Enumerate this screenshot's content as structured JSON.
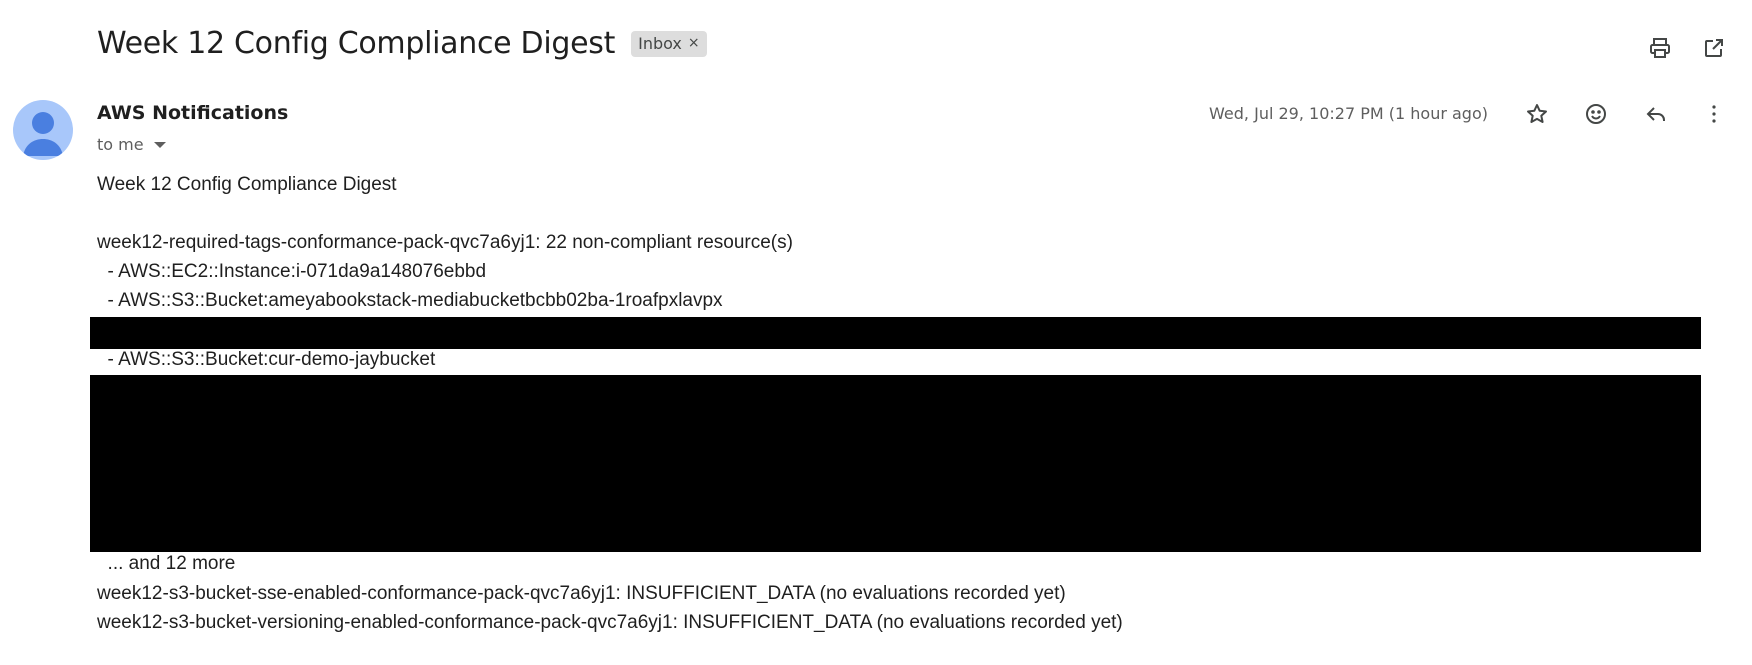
{
  "email": {
    "subject": "Week 12 Config Compliance Digest",
    "label": "Inbox",
    "label_close": "×",
    "sender": "AWS Notifications",
    "recipient": "to me",
    "date": "Wed, Jul 29, 10:27 PM (1 hour ago)"
  },
  "body_lines": {
    "heading": "Week 12 Config Compliance Digest",
    "rule1": "week12-required-tags-conformance-pack-qvc7a6yj1: 22 non-compliant resource(s)",
    "res1": "  - AWS::EC2::Instance:i-071da9a148076ebbd",
    "res2": "  - AWS::S3::Bucket:ameyabookstack-mediabucketbcbb02ba-1roafpxlavpx",
    "res3": "  - AWS::S3::Bucket:cur-demo-jaybucket",
    "more": "  ... and 12 more",
    "rule2": "week12-s3-bucket-sse-enabled-conformance-pack-qvc7a6yj1: INSUFFICIENT_DATA (no evaluations recorded yet)",
    "rule3": "week12-s3-bucket-versioning-enabled-conformance-pack-qvc7a6yj1: INSUFFICIENT_DATA (no evaluations recorded yet)"
  },
  "icons": {
    "print": "print-icon",
    "open_new_window": "open-in-new-window-icon",
    "star": "star-icon",
    "emoji": "emoji-icon",
    "reply": "reply-icon",
    "more": "more-vert-icon",
    "avatar": "avatar-person-icon"
  },
  "colors": {
    "avatar_bg": "#a8c7fa",
    "avatar_fg": "#4a7fe0",
    "chip_bg": "#dddddd",
    "redaction": "#000000"
  }
}
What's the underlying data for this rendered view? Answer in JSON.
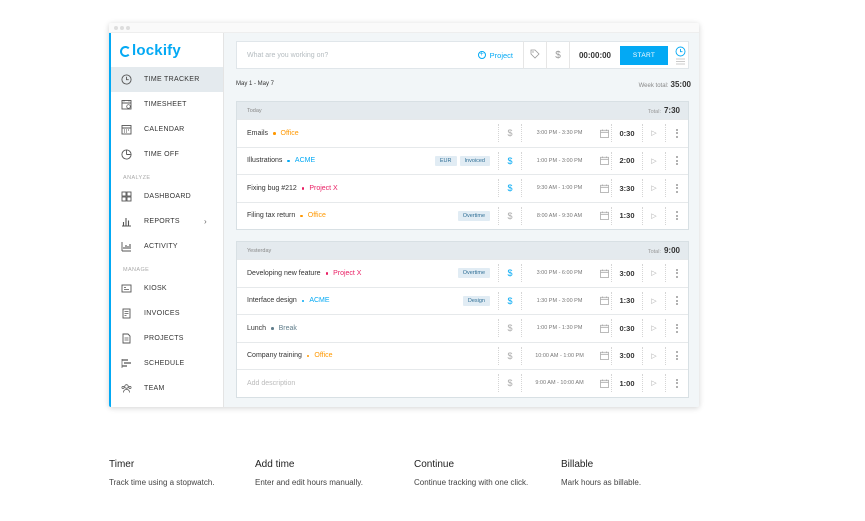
{
  "app": {
    "name": "lockify",
    "accent": "#03a9f4"
  },
  "sidebar": {
    "items": [
      {
        "label": "TIME TRACKER",
        "icon": "clock-icon",
        "active": true
      },
      {
        "label": "TIMESHEET",
        "icon": "timesheet-icon"
      },
      {
        "label": "CALENDAR",
        "icon": "calendar-icon"
      },
      {
        "label": "TIME OFF",
        "icon": "time-off-icon"
      }
    ],
    "analyze_label": "ANALYZE",
    "analyze_items": [
      {
        "label": "DASHBOARD",
        "icon": "dashboard-icon"
      },
      {
        "label": "REPORTS",
        "icon": "reports-icon"
      },
      {
        "label": "ACTIVITY",
        "icon": "activity-icon"
      }
    ],
    "manage_label": "MANAGE",
    "manage_items": [
      {
        "label": "KIOSK",
        "icon": "kiosk-icon"
      },
      {
        "label": "INVOICES",
        "icon": "invoices-icon"
      },
      {
        "label": "PROJECTS",
        "icon": "projects-icon"
      },
      {
        "label": "SCHEDULE",
        "icon": "schedule-icon"
      },
      {
        "label": "TEAM",
        "icon": "team-icon"
      }
    ]
  },
  "timer": {
    "placeholder": "What are you working on?",
    "project_label": "Project",
    "time": "00:00:00",
    "start_label": "START"
  },
  "week": {
    "range": "May 1 - May 7",
    "total_label": "Week total:",
    "total": "35:00"
  },
  "groups": [
    {
      "label": "Today",
      "total_label": "Total:",
      "total": "7:30",
      "entries": [
        {
          "desc": "Emails",
          "project": "Office",
          "color": "#ff9800",
          "tags": [],
          "billable": false,
          "range": "3:00 PM - 3:30 PM",
          "duration": "0:30"
        },
        {
          "desc": "Illustrations",
          "project": "ACME",
          "color": "#03a9f4",
          "tags": [
            "EUR",
            "Invoiced"
          ],
          "billable": true,
          "range": "1:00 PM - 3:00 PM",
          "duration": "2:00"
        },
        {
          "desc": "Fixing bug #212",
          "project": "Project X",
          "color": "#e91e63",
          "tags": [],
          "billable": true,
          "range": "9:30 AM - 1:00 PM",
          "duration": "3:30"
        },
        {
          "desc": "Filing tax return",
          "project": "Office",
          "color": "#ff9800",
          "tags": [
            "Overtime"
          ],
          "billable": false,
          "range": "8:00 AM - 9:30 AM",
          "duration": "1:30"
        }
      ]
    },
    {
      "label": "Yesterday",
      "total_label": "Total:",
      "total": "9:00",
      "entries": [
        {
          "desc": "Developing new feature",
          "project": "Project X",
          "color": "#e91e63",
          "tags": [
            "Overtime"
          ],
          "billable": true,
          "range": "3:00 PM - 6:00 PM",
          "duration": "3:00"
        },
        {
          "desc": "Interface design",
          "project": "ACME",
          "color": "#03a9f4",
          "tags": [
            "Design"
          ],
          "billable": true,
          "range": "1:30 PM - 3:00 PM",
          "duration": "1:30"
        },
        {
          "desc": "Lunch",
          "project": "Break",
          "color": "#607d8b",
          "tags": [],
          "billable": false,
          "range": "1:00 PM - 1:30 PM",
          "duration": "0:30"
        },
        {
          "desc": "Company training",
          "project": "Office",
          "color": "#ff9800",
          "tags": [],
          "billable": false,
          "range": "10:00 AM - 1:00 PM",
          "duration": "3:00"
        },
        {
          "desc": "",
          "placeholder": "Add description",
          "project": "",
          "color": "",
          "tags": [],
          "billable": false,
          "range": "9:00 AM - 10:00 AM",
          "duration": "1:00"
        }
      ]
    }
  ],
  "features": [
    {
      "title": "Timer",
      "desc": "Track time using a stopwatch."
    },
    {
      "title": "Add time",
      "desc": "Enter and edit hours manually."
    },
    {
      "title": "Continue",
      "desc": "Continue tracking with one click."
    },
    {
      "title": "Billable",
      "desc": "Mark hours as billable."
    }
  ]
}
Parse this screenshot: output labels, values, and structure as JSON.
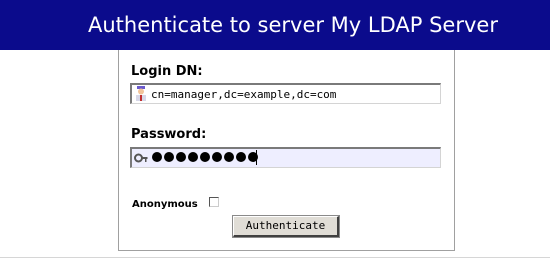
{
  "header": {
    "title": "Authenticate to server My LDAP Server"
  },
  "form": {
    "login_dn_label": "Login DN:",
    "login_dn_value": "cn=manager,dc=example,dc=com",
    "login_icon": "user-icon",
    "password_label": "Password:",
    "password_icon": "key-icon",
    "password_mask_count": 9,
    "anonymous_label": "Anonymous",
    "anonymous_checked": false,
    "submit_label": "Authenticate"
  },
  "colors": {
    "header_bg": "#0b0b8c",
    "header_text": "#ffffff",
    "password_field_bg": "#eeeeff",
    "button_bg": "#e0ddd6"
  }
}
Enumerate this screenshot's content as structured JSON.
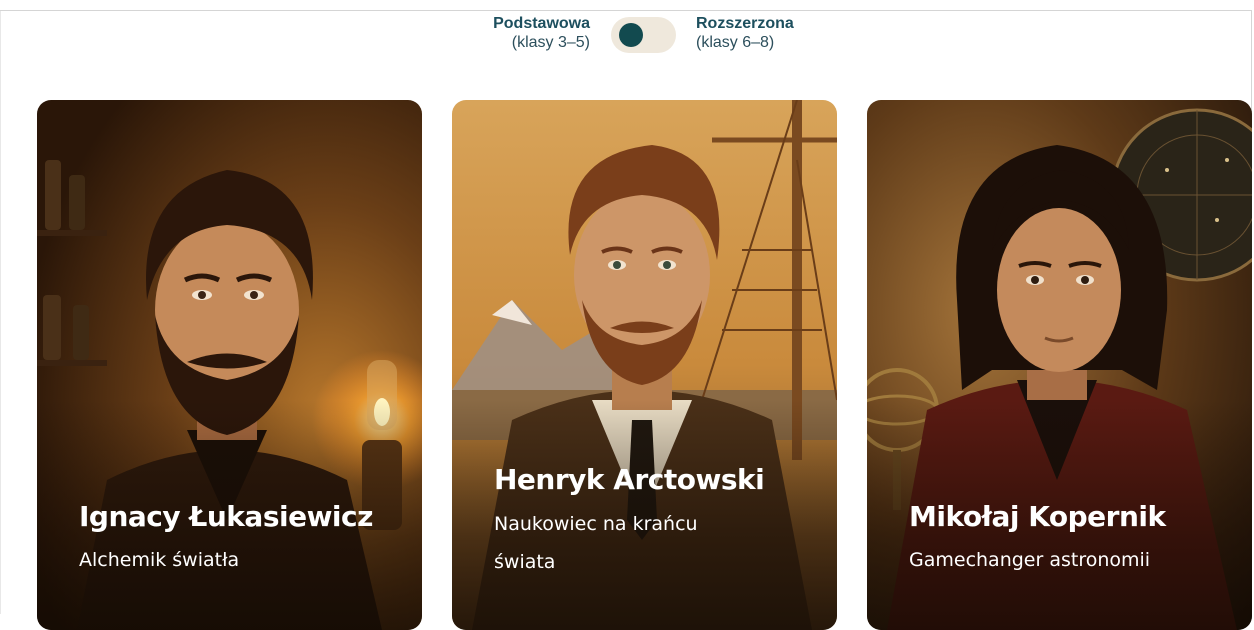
{
  "level_switch": {
    "basic": {
      "title": "Podstawowa",
      "subtitle": "(klasy 3–5)"
    },
    "extended": {
      "title": "Rozszerzona",
      "subtitle": "(klasy 6–8)"
    },
    "selected": "basic"
  },
  "cards": [
    {
      "name": "Ignacy Łukasiewicz",
      "tagline": "Alchemik światła",
      "portrait_icon": "portrait-lukasiewicz-icon"
    },
    {
      "name": "Henryk Arctowski",
      "tagline_line1": "Naukowiec na krańcu",
      "tagline_line2": "świata",
      "portrait_icon": "portrait-arctowski-icon"
    },
    {
      "name": "Mikołaj Kopernik",
      "tagline": "Gamechanger astronomii",
      "portrait_icon": "portrait-kopernik-icon"
    }
  ],
  "colors": {
    "toggle_track": "#efe8dc",
    "toggle_knob": "#124a4f",
    "label_text": "#1d4f5e"
  }
}
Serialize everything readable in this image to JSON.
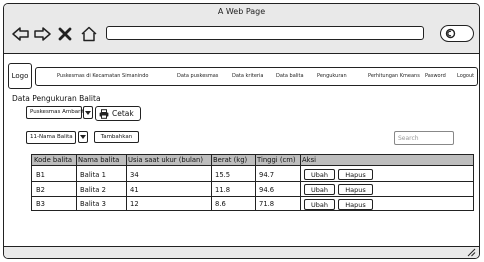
{
  "window": {
    "title": "A Web Page"
  },
  "browser": {
    "address": ""
  },
  "nav": {
    "logo": "Logo",
    "items": [
      "Puskesmas di Kecamatan Simanindo",
      "Data puskesmas",
      "Data kriteria",
      "Data balita",
      "Pengukuran",
      "Perhitungan Kmeans",
      "Pasword",
      "Logout"
    ]
  },
  "page": {
    "title": "Data Pengukuran Balita",
    "puskesmas_select": "Puskesmas Ambarita",
    "print_label": "Cetak",
    "balita_select": "11-Nama Balita",
    "add_label": "Tambahkan",
    "search_placeholder": "Search"
  },
  "table": {
    "headers": [
      "Kode balita",
      "Nama balita",
      "Usia saat ukur (bulan)",
      "Berat (kg)",
      "Tinggi (cm)",
      "Aksi"
    ],
    "rows": [
      {
        "kode": "B1",
        "nama": "Balita 1",
        "usia": "34",
        "berat": "15.5",
        "tinggi": "94.7"
      },
      {
        "kode": "B2",
        "nama": "Balita 2",
        "usia": "41",
        "berat": "11.8",
        "tinggi": "94.6"
      },
      {
        "kode": "B3",
        "nama": "Balita 3",
        "usia": "12",
        "berat": "8.6",
        "tinggi": "71.8"
      }
    ],
    "edit_label": "Ubah",
    "delete_label": "Hapus"
  },
  "icons": {
    "back": "arrow-left-icon",
    "forward": "arrow-right-icon",
    "close": "close-icon",
    "home": "home-icon",
    "search": "search-icon",
    "print": "printer-icon",
    "dropdown": "chevron-down-icon",
    "resize": "resize-grip-icon"
  }
}
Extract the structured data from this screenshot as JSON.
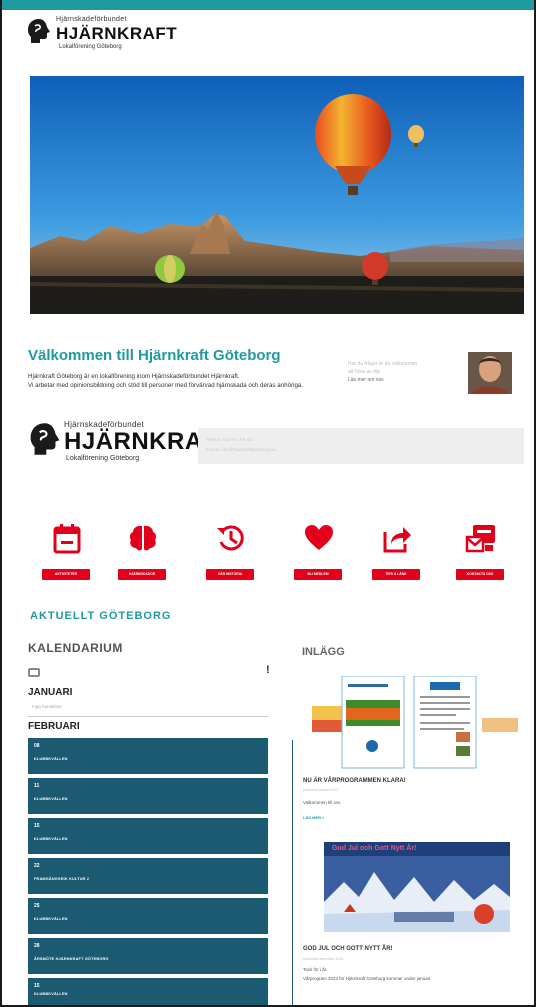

□ □ □

Scan the records above for the string "this", then report every line that contains it.

▶ TASK RESULT
Enumerate this screenshot's content as structured JSON.
What's the underlying data for this rendered view? Answer in JSON.
Parse this screenshot: output labels, values, and structure as JSON.
Enumerate this screenshot's content as structured JSON.
Serialize everything readable in this image to JSON.
Extract the structured data from this screenshot as JSON.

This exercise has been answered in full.